-- Begin RECORDS FOR THIS EXERCISE --

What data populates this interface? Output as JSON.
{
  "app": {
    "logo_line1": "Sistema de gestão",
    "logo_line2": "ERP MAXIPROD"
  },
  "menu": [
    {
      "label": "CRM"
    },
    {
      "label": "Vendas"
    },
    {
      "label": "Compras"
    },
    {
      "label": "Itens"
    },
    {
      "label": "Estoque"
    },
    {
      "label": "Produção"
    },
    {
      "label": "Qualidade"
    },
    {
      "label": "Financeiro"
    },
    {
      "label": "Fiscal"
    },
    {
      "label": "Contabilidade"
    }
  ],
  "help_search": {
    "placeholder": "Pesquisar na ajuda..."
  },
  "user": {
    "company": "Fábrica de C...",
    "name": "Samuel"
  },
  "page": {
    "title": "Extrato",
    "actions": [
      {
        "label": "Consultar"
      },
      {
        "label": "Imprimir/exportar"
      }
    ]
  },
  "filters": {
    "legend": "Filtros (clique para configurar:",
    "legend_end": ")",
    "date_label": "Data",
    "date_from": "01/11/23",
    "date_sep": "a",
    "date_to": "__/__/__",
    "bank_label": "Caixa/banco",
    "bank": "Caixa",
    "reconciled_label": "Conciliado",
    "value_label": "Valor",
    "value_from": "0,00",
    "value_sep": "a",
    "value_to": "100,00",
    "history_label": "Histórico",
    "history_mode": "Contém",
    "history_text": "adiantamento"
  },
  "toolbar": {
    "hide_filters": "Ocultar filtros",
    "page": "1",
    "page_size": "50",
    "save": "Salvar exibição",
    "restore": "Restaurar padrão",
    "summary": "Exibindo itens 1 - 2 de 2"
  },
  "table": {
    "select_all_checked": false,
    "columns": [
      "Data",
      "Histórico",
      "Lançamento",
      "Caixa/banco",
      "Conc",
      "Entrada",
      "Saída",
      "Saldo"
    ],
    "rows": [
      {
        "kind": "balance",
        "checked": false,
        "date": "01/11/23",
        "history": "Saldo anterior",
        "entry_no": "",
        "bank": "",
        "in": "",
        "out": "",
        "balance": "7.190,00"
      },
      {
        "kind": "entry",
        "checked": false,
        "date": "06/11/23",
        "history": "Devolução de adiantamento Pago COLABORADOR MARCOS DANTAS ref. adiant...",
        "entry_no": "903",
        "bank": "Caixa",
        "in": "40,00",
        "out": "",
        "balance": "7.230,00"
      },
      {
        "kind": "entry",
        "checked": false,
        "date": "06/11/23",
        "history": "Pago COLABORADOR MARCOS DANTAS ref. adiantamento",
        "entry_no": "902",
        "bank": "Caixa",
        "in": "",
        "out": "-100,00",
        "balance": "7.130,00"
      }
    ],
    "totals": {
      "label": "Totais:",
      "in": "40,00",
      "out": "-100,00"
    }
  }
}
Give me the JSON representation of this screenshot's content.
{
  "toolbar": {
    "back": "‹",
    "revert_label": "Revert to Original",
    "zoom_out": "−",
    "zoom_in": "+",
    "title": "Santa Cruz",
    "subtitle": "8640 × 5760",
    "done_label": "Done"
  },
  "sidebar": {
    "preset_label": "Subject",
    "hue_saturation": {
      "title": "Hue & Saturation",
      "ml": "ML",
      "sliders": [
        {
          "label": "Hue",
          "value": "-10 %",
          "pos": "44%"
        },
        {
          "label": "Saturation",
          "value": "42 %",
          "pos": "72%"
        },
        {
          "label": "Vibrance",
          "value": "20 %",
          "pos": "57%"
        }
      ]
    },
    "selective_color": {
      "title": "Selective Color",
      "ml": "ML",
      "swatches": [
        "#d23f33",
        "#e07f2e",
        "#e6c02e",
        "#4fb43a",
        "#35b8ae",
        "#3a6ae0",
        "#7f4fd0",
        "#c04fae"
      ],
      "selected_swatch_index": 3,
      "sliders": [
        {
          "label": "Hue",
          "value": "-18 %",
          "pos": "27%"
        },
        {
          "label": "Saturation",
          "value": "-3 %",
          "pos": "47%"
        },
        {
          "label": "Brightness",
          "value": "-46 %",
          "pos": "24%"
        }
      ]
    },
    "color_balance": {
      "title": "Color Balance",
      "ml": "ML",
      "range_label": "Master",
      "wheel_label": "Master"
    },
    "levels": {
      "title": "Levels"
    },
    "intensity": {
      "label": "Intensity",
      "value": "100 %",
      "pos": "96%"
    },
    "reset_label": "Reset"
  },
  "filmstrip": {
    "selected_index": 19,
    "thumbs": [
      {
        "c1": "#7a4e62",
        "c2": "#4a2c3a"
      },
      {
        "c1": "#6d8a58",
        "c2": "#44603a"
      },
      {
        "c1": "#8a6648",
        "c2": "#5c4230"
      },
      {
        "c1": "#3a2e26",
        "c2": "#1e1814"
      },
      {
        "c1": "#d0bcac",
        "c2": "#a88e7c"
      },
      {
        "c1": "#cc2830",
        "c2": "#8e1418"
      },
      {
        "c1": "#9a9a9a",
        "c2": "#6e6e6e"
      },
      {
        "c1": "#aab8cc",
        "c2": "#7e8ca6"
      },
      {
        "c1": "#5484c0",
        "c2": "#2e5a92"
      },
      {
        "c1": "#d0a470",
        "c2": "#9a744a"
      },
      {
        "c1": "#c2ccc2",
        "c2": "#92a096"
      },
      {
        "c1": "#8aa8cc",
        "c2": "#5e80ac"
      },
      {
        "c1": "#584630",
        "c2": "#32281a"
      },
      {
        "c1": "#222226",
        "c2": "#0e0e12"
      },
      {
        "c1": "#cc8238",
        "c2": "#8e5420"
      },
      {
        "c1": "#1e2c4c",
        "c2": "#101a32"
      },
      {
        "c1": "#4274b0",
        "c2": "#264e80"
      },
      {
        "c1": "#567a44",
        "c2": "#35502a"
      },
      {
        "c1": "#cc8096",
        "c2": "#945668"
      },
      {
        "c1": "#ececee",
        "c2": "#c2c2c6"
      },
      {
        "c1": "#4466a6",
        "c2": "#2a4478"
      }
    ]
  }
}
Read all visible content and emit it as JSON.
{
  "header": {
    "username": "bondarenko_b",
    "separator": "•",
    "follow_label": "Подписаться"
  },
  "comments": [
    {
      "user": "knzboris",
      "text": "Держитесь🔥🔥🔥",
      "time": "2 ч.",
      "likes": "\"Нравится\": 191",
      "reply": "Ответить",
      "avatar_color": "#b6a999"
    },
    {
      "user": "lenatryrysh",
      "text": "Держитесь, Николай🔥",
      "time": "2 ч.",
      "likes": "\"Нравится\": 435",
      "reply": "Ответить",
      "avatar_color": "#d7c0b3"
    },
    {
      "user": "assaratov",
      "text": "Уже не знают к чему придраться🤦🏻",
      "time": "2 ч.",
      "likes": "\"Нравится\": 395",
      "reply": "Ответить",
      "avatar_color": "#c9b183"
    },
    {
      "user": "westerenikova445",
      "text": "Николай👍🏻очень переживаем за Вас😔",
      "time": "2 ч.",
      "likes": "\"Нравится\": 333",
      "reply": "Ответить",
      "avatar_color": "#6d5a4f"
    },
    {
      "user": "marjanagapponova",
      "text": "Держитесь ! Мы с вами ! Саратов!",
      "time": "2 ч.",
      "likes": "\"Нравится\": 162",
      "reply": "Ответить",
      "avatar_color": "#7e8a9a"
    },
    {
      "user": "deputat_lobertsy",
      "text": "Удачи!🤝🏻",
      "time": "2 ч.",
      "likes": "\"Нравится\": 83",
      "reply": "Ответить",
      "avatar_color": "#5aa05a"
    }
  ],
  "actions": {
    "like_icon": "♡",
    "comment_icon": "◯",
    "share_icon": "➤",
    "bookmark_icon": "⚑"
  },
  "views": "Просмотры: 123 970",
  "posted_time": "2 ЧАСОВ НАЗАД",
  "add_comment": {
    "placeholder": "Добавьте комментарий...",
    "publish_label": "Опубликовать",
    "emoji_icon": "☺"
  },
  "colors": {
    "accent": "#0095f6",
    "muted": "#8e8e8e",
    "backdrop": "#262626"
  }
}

-- End RECORDS FOR THIS EXERCISE --

* **WORK INSTRUCTIONS**
Copy each line of the data that contains the word "Master".

* **RESPONSE TO THE EXERCISE**
      "range_label": "Master",
      "wheel_label": "Master"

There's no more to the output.